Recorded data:

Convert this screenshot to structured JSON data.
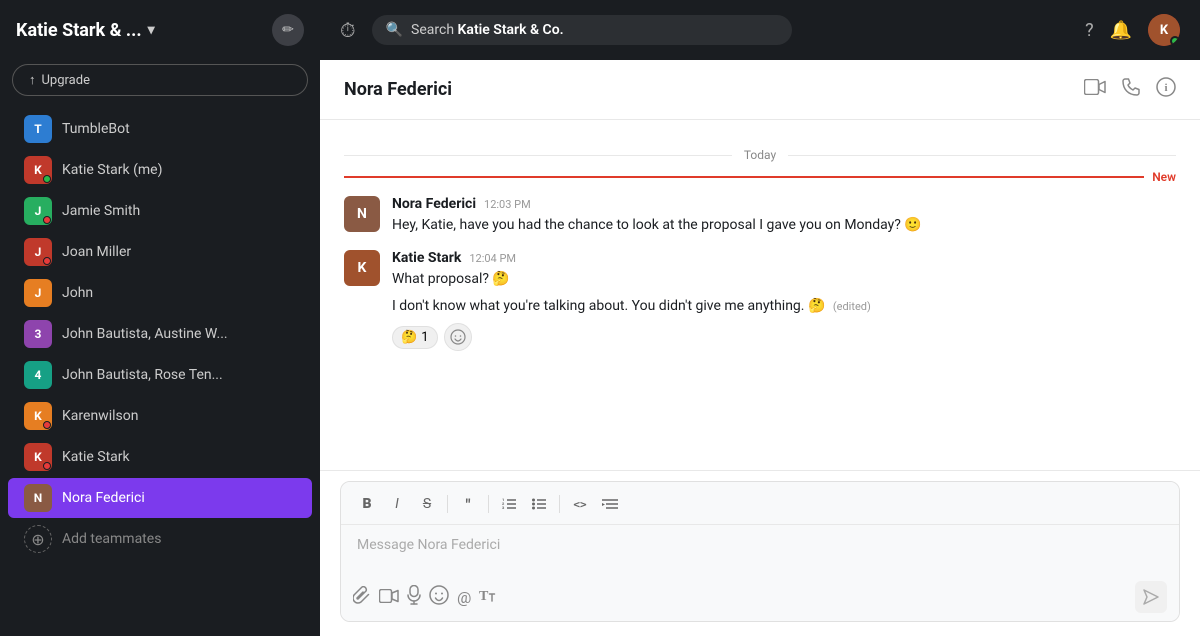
{
  "workspace": {
    "name": "Katie Stark & ...",
    "edit_label": "✏"
  },
  "upgrade": {
    "label": "Upgrade",
    "arrow": "↑"
  },
  "sidebar": {
    "items": [
      {
        "id": "tumblebot",
        "name": "TumbleBot",
        "status": "none",
        "initials": "T",
        "color": "av-blue"
      },
      {
        "id": "katie-stark-me",
        "name": "Katie Stark (me)",
        "status": "online",
        "initials": "K",
        "color": "av-pink"
      },
      {
        "id": "jamie-smith",
        "name": "Jamie Smith",
        "status": "dnd",
        "initials": "J",
        "color": "av-green"
      },
      {
        "id": "joan-miller",
        "name": "Joan Miller",
        "status": "dnd",
        "initials": "J",
        "color": "av-pink"
      },
      {
        "id": "john",
        "name": "John",
        "status": "none",
        "initials": "J",
        "color": "av-orange"
      },
      {
        "id": "john-bautista-austine",
        "name": "John Bautista, Austine W...",
        "status": "none",
        "initials": "3",
        "color": "av-purple"
      },
      {
        "id": "john-bautista-rose",
        "name": "John Bautista, Rose Ten...",
        "status": "none",
        "initials": "4",
        "color": "av-teal"
      },
      {
        "id": "karenwilson",
        "name": "Karenwilson",
        "status": "dnd",
        "initials": "K",
        "color": "av-orange"
      },
      {
        "id": "katie-stark",
        "name": "Katie Stark",
        "status": "dnd",
        "initials": "K",
        "color": "av-red"
      },
      {
        "id": "nora-federici",
        "name": "Nora Federici",
        "status": "none",
        "initials": "N",
        "color": "av-nora",
        "active": true
      }
    ],
    "add_teammates": "Add teammates"
  },
  "topbar": {
    "search_placeholder": "Search",
    "search_workspace": "Katie Stark & Co.",
    "help_icon": "?",
    "notification_icon": "🔔"
  },
  "chat": {
    "contact_name": "Nora Federici",
    "date_label": "Today",
    "new_label": "New",
    "messages": [
      {
        "id": "msg1",
        "author": "Nora Federici",
        "time": "12:03 PM",
        "text": "Hey, Katie, have you had the chance to look at the proposal I gave you on Monday? 🙂",
        "avatar_color": "av-nora",
        "avatar_initials": "N"
      },
      {
        "id": "msg2",
        "author": "Katie Stark",
        "time": "12:04 PM",
        "text": "What proposal? 🤔",
        "avatar_color": "av-red",
        "avatar_initials": "K"
      },
      {
        "id": "msg3",
        "author": "",
        "time": "",
        "text": "I don't know what you're talking about. You didn't give me anything. 🤔",
        "edited": "(edited)",
        "avatar_color": "av-red",
        "avatar_initials": "K",
        "reaction_emoji": "🤔",
        "reaction_count": "1"
      }
    ],
    "input_placeholder": "Message Nora Federici",
    "toolbar": {
      "bold": "B",
      "italic": "I",
      "strikethrough": "S̶",
      "quote": "❝",
      "list_ordered": "≡",
      "list_unordered": "⊞",
      "code": "<>",
      "indent": "⇥"
    }
  }
}
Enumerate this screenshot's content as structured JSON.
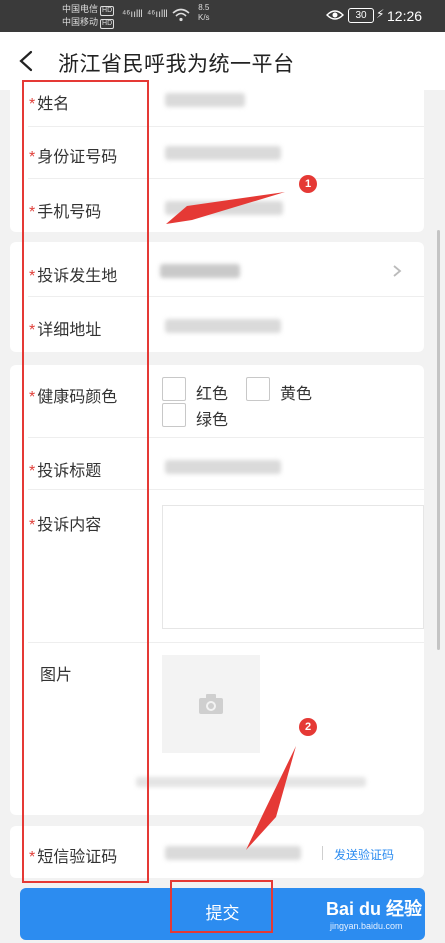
{
  "status_bar": {
    "carrier1": "中国电信",
    "carrier2": "中国移动",
    "hd": "HD",
    "signal1": "⁴⁶ıılll",
    "signal2": "⁴⁶ıılll",
    "speed_value": "8.5",
    "speed_unit": "K/s",
    "battery": "30",
    "time": "12:26"
  },
  "header": {
    "title": "浙江省民呼我为统一平台",
    "back_icon": "chevron-left-icon"
  },
  "form": {
    "required_mark": "*",
    "name_label": "姓名",
    "id_label": "身份证号码",
    "phone_label": "手机号码",
    "place_label": "投诉发生地",
    "address_label": "详细地址",
    "health_label": "健康码颜色",
    "health_options": [
      "红色",
      "黄色",
      "绿色"
    ],
    "subject_label": "投诉标题",
    "content_label": "投诉内容",
    "image_label": "图片",
    "sms_label": "短信验证码",
    "send_code": "发送验证码"
  },
  "submit_label": "提交",
  "annotations": {
    "badge1": "1",
    "badge2": "2",
    "accent": "#e53935"
  },
  "watermark": {
    "brand": "Bai du 经验",
    "url": "jingyan.baidu.com"
  },
  "colors": {
    "primary": "#2c8cf0",
    "required": "#e0403a"
  }
}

◆ **What is being asked**
Retype only the lines above from the one with "Enumerate this screenshot's" through the last, both ends included, keeping every picture out of the copy.

◆ **Answer below**
Enumerate this screenshot's content as structured JSON.
{
  "status_bar": {
    "carrier1": "中国电信",
    "carrier2": "中国移动",
    "hd": "HD",
    "signal1": "⁴⁶ıılll",
    "signal2": "⁴⁶ıılll",
    "speed_value": "8.5",
    "speed_unit": "K/s",
    "battery": "30",
    "time": "12:26"
  },
  "header": {
    "title": "浙江省民呼我为统一平台",
    "back_icon": "chevron-left-icon"
  },
  "form": {
    "required_mark": "*",
    "name_label": "姓名",
    "id_label": "身份证号码",
    "phone_label": "手机号码",
    "place_label": "投诉发生地",
    "address_label": "详细地址",
    "health_label": "健康码颜色",
    "health_options": [
      "红色",
      "黄色",
      "绿色"
    ],
    "subject_label": "投诉标题",
    "content_label": "投诉内容",
    "image_label": "图片",
    "sms_label": "短信验证码",
    "send_code": "发送验证码"
  },
  "submit_label": "提交",
  "annotations": {
    "badge1": "1",
    "badge2": "2",
    "accent": "#e53935"
  },
  "watermark": {
    "brand": "Bai du 经验",
    "url": "jingyan.baidu.com"
  },
  "colors": {
    "primary": "#2c8cf0",
    "required": "#e0403a"
  }
}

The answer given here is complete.